> **SHORT EXERCISE**
Select every line below containing the word "this".

> **THE DATA**
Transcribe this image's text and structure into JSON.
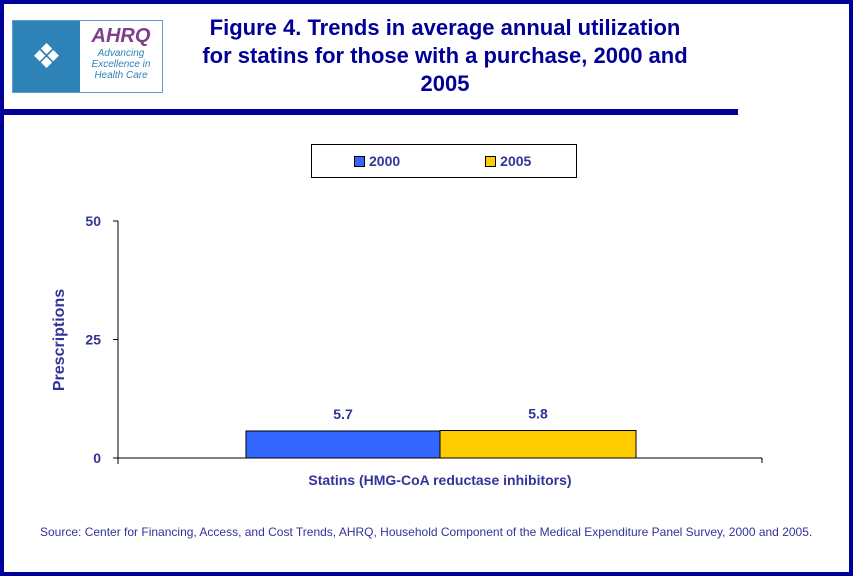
{
  "logo": {
    "brand": "AHRQ",
    "tagline": "Advancing Excellence in Health Care"
  },
  "chart_data": {
    "type": "bar",
    "title": "Figure 4. Trends in average annual utilization for statins for those with a purchase, 2000 and 2005",
    "categories": [
      "Statins (HMG-CoA reductase inhibitors)"
    ],
    "series": [
      {
        "name": "2000",
        "values": [
          5.7
        ],
        "labels": [
          "5.7"
        ],
        "color": "#3366FF"
      },
      {
        "name": "2005",
        "values": [
          5.8
        ],
        "labels": [
          "5.8"
        ],
        "color": "#FFCC00"
      }
    ],
    "xlabel": "",
    "ylabel": "Prescriptions",
    "ylim": [
      0,
      50
    ],
    "yticks": [
      "0",
      "25",
      "50"
    ],
    "grid": false,
    "legend_position": "top"
  },
  "source": "Source: Center for Financing, Access, and Cost Trends, AHRQ, Household Component of the Medical Expenditure Panel Survey, 2000 and 2005."
}
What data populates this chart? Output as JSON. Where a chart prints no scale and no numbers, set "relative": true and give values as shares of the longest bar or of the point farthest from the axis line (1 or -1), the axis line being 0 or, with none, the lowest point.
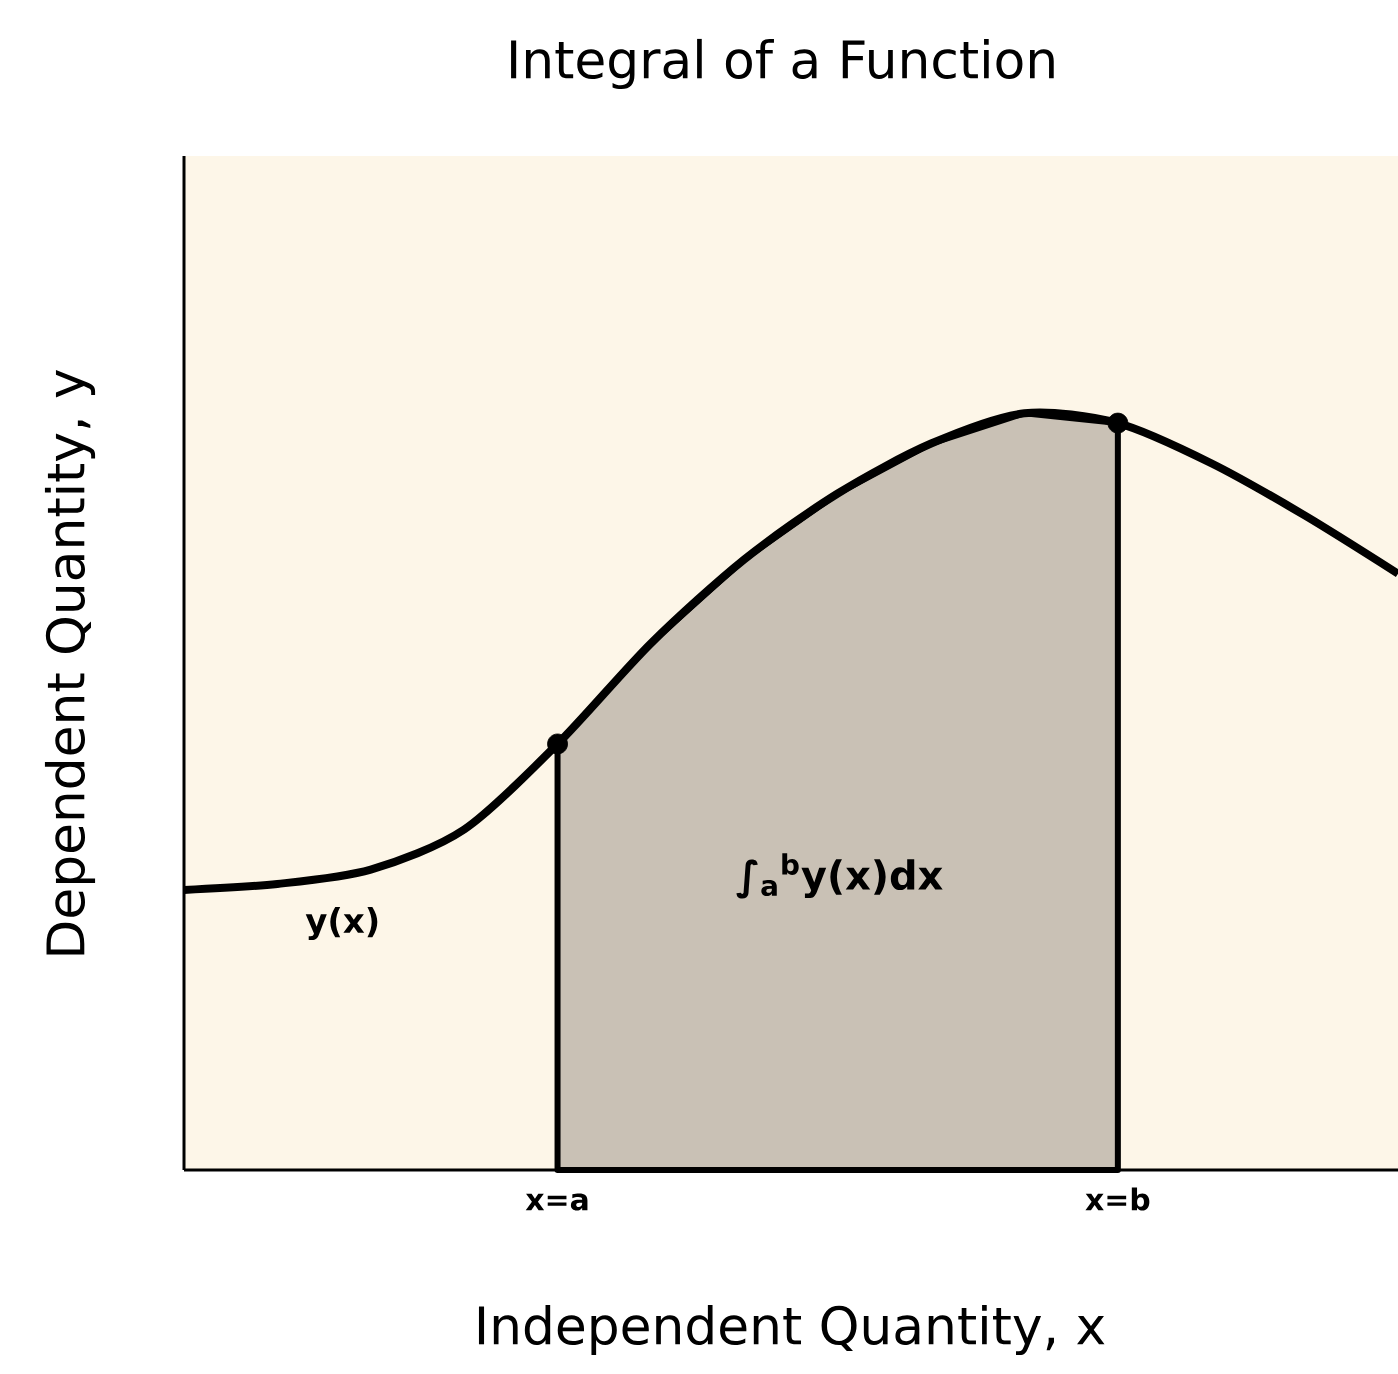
{
  "chart_data": {
    "type": "line",
    "title": "Integral of a Function",
    "xlabel": "Independent Quantity, x",
    "ylabel": "Dependent Quantity, y",
    "relative": true,
    "categories": [
      null,
      null,
      null,
      null,
      "x=a",
      null,
      null,
      null,
      null,
      null,
      "x=b",
      null,
      null,
      null
    ],
    "series": [
      {
        "type": "area",
        "color": "#c9c1b5",
        "values": [
          null,
          null,
          null,
          null,
          0.563,
          0.696,
          0.807,
          0.894,
          0.96,
          1.0,
          0.987,
          null,
          null,
          null
        ]
      },
      {
        "color": "#000000",
        "values": [
          0.37,
          0.378,
          0.397,
          0.45,
          0.563,
          0.696,
          0.807,
          0.894,
          0.96,
          1.0,
          0.987,
          0.934,
          0.865,
          0.788
        ]
      },
      {
        "type": "scatter",
        "color": "#000000",
        "marker": "circle",
        "values": [
          null,
          null,
          null,
          null,
          0.563,
          null,
          null,
          null,
          null,
          null,
          0.987,
          null,
          null,
          null
        ]
      }
    ],
    "annotations": [
      {
        "text": "y(x)",
        "y": 0.378
      },
      "∫$_{a}$$^{b}$y(x)dx"
    ]
  }
}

> **REPLY TO THE TASK**
Transcribe this image's text and structure into JSON.
What data populates this chart? Output as JSON. Where a chart prints no scale and no numbers, set "relative": true and give values as shares of the longest bar or of the point farthest from the axis line (1 or -1), the axis line being 0 or, with none, the lowest point.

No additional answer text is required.